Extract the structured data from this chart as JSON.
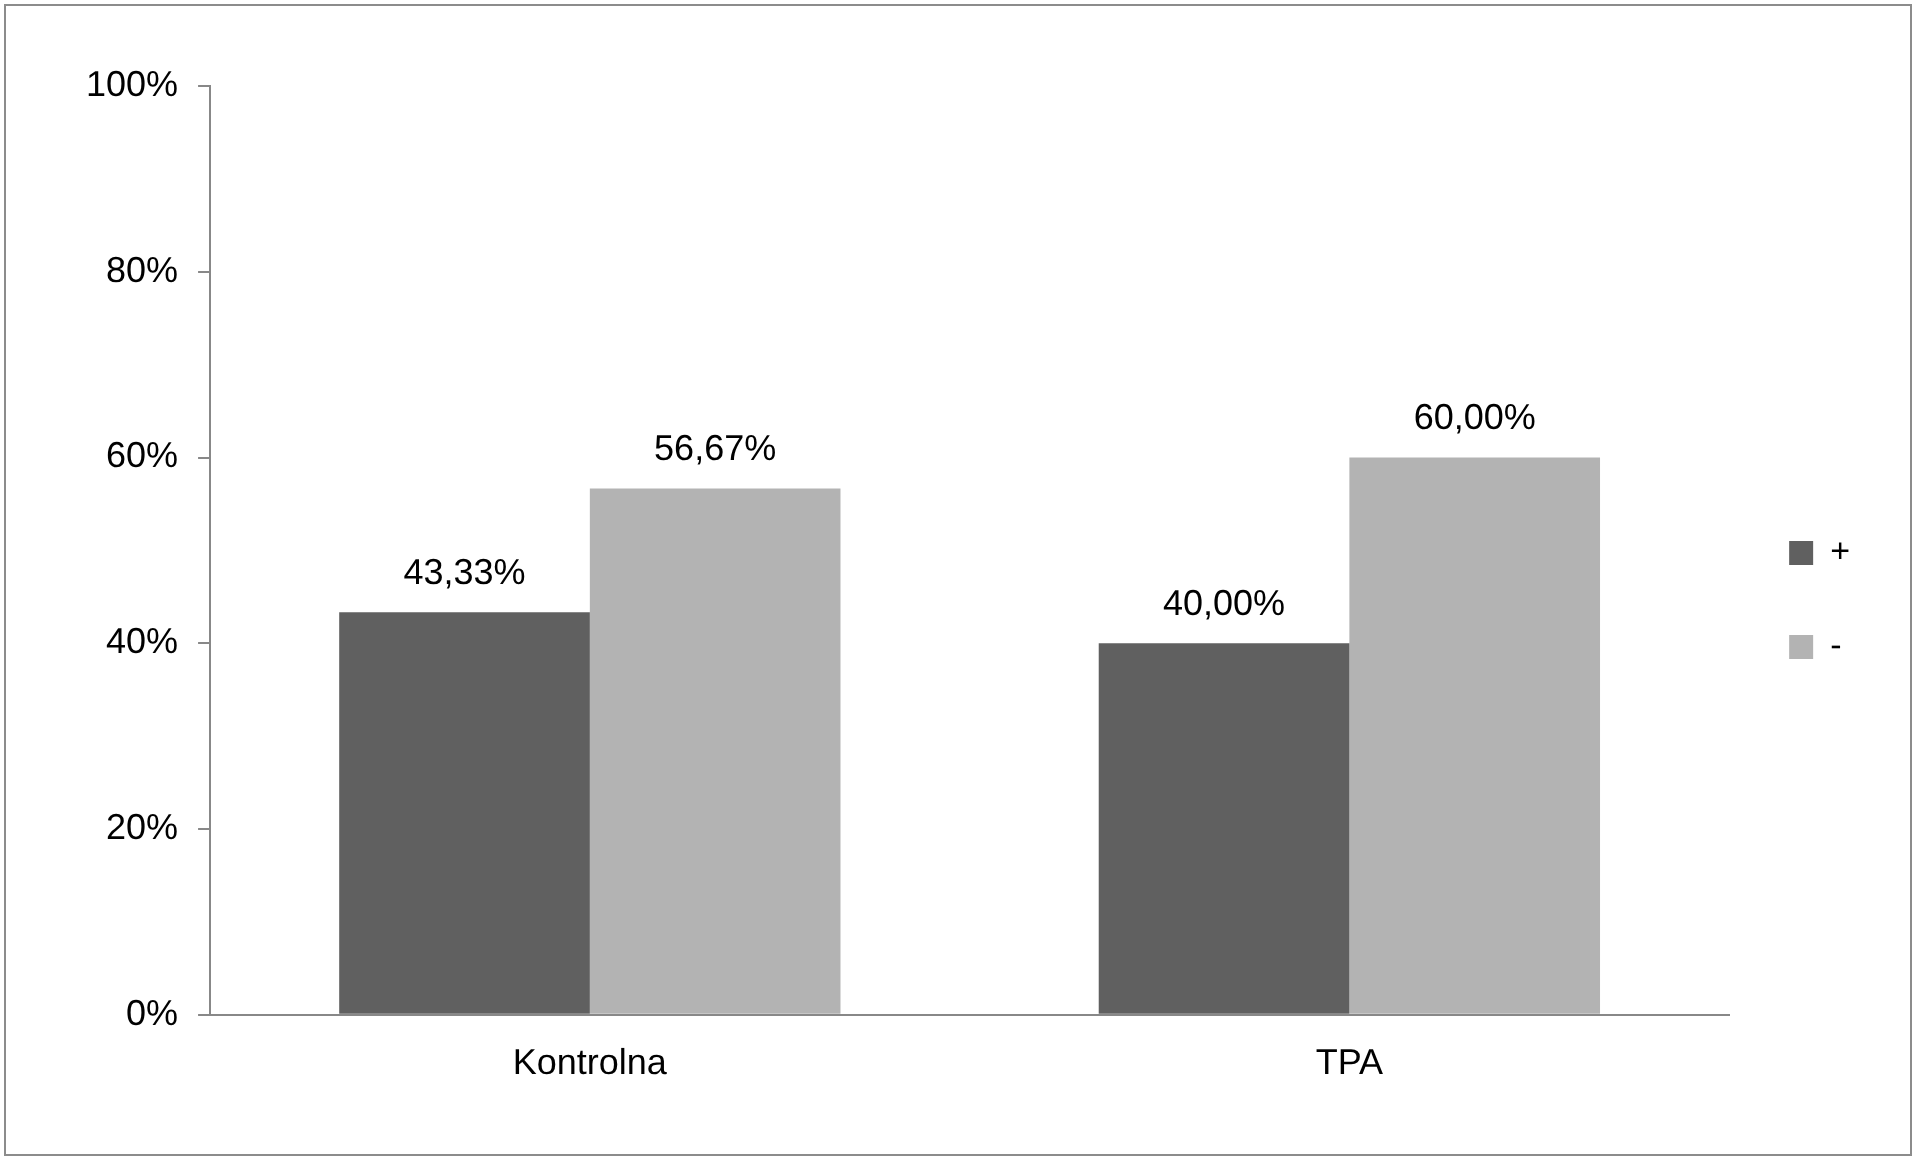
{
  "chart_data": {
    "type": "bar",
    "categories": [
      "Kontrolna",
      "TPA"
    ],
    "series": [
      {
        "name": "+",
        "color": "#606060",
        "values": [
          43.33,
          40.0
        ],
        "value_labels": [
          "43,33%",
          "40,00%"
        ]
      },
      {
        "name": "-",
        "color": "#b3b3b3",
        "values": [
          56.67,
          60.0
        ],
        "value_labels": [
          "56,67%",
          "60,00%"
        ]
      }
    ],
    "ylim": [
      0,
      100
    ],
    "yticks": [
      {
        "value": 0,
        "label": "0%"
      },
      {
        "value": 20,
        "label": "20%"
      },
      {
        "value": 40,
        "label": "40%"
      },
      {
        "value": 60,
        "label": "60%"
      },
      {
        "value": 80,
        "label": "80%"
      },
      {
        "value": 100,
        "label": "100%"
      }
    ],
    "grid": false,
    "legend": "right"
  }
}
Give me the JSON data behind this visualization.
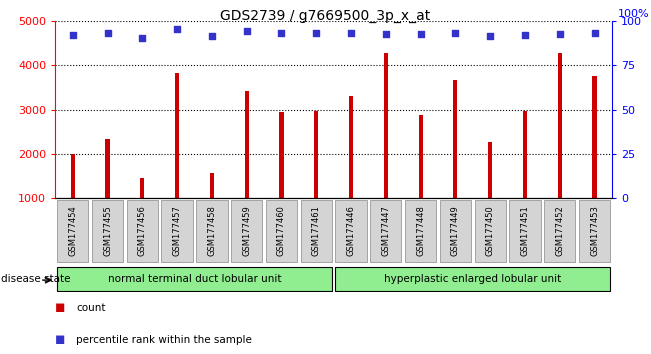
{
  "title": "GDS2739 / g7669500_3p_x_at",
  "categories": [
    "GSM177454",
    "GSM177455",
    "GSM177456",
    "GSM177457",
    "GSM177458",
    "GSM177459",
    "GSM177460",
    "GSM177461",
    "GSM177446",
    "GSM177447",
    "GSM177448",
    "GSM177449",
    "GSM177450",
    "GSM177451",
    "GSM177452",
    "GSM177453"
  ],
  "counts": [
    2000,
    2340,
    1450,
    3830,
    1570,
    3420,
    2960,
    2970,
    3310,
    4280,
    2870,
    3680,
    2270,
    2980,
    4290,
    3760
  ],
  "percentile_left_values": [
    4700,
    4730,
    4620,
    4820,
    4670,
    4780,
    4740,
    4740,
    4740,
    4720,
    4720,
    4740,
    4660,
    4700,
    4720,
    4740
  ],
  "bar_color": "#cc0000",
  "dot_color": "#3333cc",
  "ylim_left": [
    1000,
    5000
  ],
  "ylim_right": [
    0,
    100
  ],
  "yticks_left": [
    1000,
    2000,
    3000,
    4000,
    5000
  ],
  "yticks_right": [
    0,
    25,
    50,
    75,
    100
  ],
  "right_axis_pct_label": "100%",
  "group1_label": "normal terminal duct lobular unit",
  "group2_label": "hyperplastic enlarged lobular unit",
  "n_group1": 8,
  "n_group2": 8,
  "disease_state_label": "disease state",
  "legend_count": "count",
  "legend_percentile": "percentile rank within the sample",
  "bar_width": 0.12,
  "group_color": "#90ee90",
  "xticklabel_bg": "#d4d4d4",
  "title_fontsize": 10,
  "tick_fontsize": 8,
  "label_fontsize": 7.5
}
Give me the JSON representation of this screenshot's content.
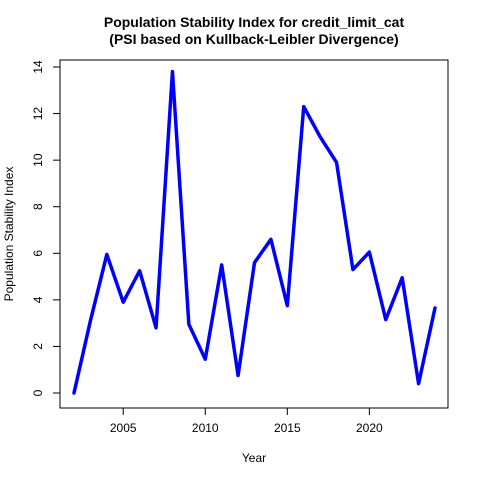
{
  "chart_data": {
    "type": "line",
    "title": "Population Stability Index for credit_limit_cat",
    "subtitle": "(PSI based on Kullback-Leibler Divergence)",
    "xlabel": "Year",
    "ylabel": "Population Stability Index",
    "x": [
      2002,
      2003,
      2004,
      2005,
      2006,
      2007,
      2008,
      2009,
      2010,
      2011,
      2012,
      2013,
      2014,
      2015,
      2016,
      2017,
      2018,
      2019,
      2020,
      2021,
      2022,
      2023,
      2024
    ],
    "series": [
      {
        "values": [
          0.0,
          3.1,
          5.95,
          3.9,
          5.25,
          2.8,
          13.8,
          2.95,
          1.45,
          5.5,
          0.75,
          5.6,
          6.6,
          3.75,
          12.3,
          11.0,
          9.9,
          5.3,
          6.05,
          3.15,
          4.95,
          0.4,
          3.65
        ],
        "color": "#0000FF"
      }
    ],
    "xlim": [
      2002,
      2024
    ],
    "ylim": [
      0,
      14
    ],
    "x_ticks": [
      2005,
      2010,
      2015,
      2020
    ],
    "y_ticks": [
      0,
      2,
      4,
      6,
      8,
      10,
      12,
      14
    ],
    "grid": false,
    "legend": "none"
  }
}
######
What the task asks: Reproduce each line of the records exactly, and omit every picture.

Complete output:
Extract the structured data from this chart as JSON.
{
  "chart_data": {
    "type": "bar",
    "categories": [
      "Kontrolna",
      "TPA"
    ],
    "series": [
      {
        "name": "+",
        "color": "#606060",
        "values": [
          43.33,
          40.0
        ],
        "value_labels": [
          "43,33%",
          "40,00%"
        ]
      },
      {
        "name": "-",
        "color": "#b3b3b3",
        "values": [
          56.67,
          60.0
        ],
        "value_labels": [
          "56,67%",
          "60,00%"
        ]
      }
    ],
    "ylim": [
      0,
      100
    ],
    "yticks": [
      {
        "value": 0,
        "label": "0%"
      },
      {
        "value": 20,
        "label": "20%"
      },
      {
        "value": 40,
        "label": "40%"
      },
      {
        "value": 60,
        "label": "60%"
      },
      {
        "value": 80,
        "label": "80%"
      },
      {
        "value": 100,
        "label": "100%"
      }
    ],
    "grid": false,
    "legend": "right"
  }
}
Give me the JSON data behind this visualization.
{
  "title": "GDS2739 / g7669500_3p_x_at",
  "categories": [
    "GSM177454",
    "GSM177455",
    "GSM177456",
    "GSM177457",
    "GSM177458",
    "GSM177459",
    "GSM177460",
    "GSM177461",
    "GSM177446",
    "GSM177447",
    "GSM177448",
    "GSM177449",
    "GSM177450",
    "GSM177451",
    "GSM177452",
    "GSM177453"
  ],
  "counts": [
    2000,
    2340,
    1450,
    3830,
    1570,
    3420,
    2960,
    2970,
    3310,
    4280,
    2870,
    3680,
    2270,
    2980,
    4290,
    3760
  ],
  "percentile_left_values": [
    4700,
    4730,
    4620,
    4820,
    4670,
    4780,
    4740,
    4740,
    4740,
    4720,
    4720,
    4740,
    4660,
    4700,
    4720,
    4740
  ],
  "bar_color": "#cc0000",
  "dot_color": "#3333cc",
  "ylim_left": [
    1000,
    5000
  ],
  "ylim_right": [
    0,
    100
  ],
  "yticks_left": [
    1000,
    2000,
    3000,
    4000,
    5000
  ],
  "yticks_right": [
    0,
    25,
    50,
    75,
    100
  ],
  "right_axis_pct_label": "100%",
  "group1_label": "normal terminal duct lobular unit",
  "group2_label": "hyperplastic enlarged lobular unit",
  "n_group1": 8,
  "n_group2": 8,
  "disease_state_label": "disease state",
  "legend_count": "count",
  "legend_percentile": "percentile rank within the sample",
  "bar_width": 0.12,
  "group_color": "#90ee90",
  "xticklabel_bg": "#d4d4d4",
  "title_fontsize": 10,
  "tick_fontsize": 8,
  "label_fontsize": 7.5
}
Give me the JSON representation of this screenshot's content.
{
  "chart_data": {
    "type": "line",
    "title": "Population Stability Index for credit_limit_cat",
    "subtitle": "(PSI based on Kullback-Leibler Divergence)",
    "xlabel": "Year",
    "ylabel": "Population Stability Index",
    "x": [
      2002,
      2003,
      2004,
      2005,
      2006,
      2007,
      2008,
      2009,
      2010,
      2011,
      2012,
      2013,
      2014,
      2015,
      2016,
      2017,
      2018,
      2019,
      2020,
      2021,
      2022,
      2023,
      2024
    ],
    "series": [
      {
        "values": [
          0.0,
          3.1,
          5.95,
          3.9,
          5.25,
          2.8,
          13.8,
          2.95,
          1.45,
          5.5,
          0.75,
          5.6,
          6.6,
          3.75,
          12.3,
          11.0,
          9.9,
          5.3,
          6.05,
          3.15,
          4.95,
          0.4,
          3.65
        ],
        "color": "#0000FF"
      }
    ],
    "xlim": [
      2002,
      2024
    ],
    "ylim": [
      0,
      14
    ],
    "x_ticks": [
      2005,
      2010,
      2015,
      2020
    ],
    "y_ticks": [
      0,
      2,
      4,
      6,
      8,
      10,
      12,
      14
    ],
    "grid": false,
    "legend": "none"
  }
}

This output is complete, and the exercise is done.